MATERIAL PROVIDED:

## BEGIN

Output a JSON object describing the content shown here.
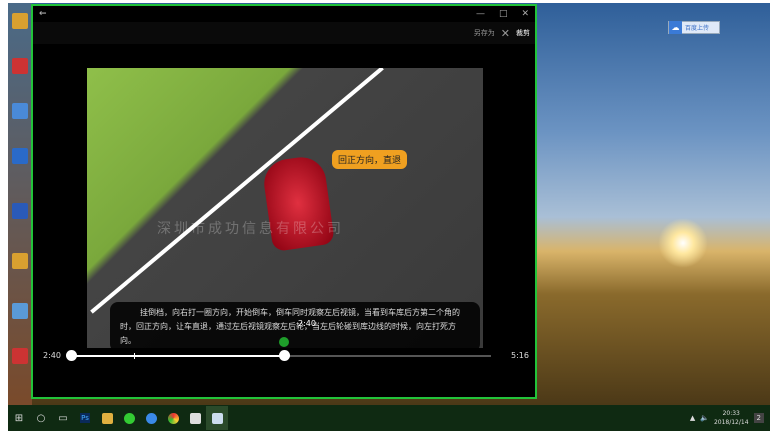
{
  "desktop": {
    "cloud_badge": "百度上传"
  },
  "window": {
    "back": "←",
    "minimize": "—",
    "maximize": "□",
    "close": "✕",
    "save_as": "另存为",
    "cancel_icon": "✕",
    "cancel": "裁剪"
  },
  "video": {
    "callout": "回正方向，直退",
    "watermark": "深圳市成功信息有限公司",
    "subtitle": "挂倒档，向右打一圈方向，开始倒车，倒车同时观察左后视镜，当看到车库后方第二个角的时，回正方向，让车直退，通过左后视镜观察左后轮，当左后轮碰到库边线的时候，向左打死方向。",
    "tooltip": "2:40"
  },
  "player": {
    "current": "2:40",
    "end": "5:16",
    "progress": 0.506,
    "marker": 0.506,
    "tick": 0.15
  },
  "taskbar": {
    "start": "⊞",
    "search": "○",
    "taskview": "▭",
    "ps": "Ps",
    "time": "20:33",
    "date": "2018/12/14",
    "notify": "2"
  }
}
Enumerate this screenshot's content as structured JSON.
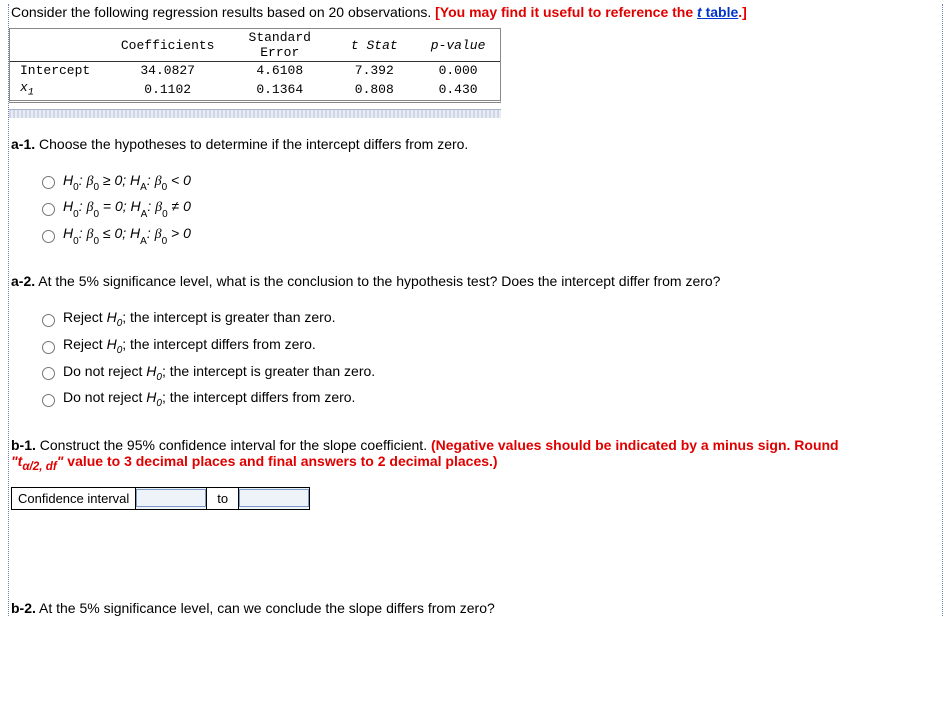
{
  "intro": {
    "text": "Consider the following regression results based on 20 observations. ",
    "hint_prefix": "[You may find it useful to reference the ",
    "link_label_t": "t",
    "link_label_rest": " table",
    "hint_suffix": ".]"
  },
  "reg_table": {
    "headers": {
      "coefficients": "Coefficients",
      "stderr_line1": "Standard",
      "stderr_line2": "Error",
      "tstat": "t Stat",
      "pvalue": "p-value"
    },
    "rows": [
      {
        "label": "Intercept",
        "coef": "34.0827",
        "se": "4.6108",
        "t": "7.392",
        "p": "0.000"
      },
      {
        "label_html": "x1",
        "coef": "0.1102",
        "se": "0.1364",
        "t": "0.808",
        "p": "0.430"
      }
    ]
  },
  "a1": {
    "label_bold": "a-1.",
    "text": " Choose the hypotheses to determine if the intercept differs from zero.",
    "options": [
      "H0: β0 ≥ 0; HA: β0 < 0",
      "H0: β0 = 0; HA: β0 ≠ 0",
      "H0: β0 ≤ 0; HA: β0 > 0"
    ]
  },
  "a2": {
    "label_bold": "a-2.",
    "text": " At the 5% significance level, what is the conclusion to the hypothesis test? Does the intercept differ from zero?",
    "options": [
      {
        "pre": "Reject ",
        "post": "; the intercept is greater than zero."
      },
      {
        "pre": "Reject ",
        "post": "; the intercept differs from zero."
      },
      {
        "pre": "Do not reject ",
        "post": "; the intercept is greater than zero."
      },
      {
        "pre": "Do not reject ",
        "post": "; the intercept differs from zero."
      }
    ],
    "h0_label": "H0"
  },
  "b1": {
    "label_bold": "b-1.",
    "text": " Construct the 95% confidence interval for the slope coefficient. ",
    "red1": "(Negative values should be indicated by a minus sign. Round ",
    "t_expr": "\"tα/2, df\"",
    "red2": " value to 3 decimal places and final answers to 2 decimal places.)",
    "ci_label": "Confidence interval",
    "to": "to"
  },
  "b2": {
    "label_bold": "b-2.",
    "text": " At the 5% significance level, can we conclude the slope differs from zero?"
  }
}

## END

TASK PROMPT:
Look through the entries and return every line where "JSON" appears.

PROBLEM SOLUTION:
Output a JSON object describing the content shown here.
Enumerate this screenshot's content as structured JSON.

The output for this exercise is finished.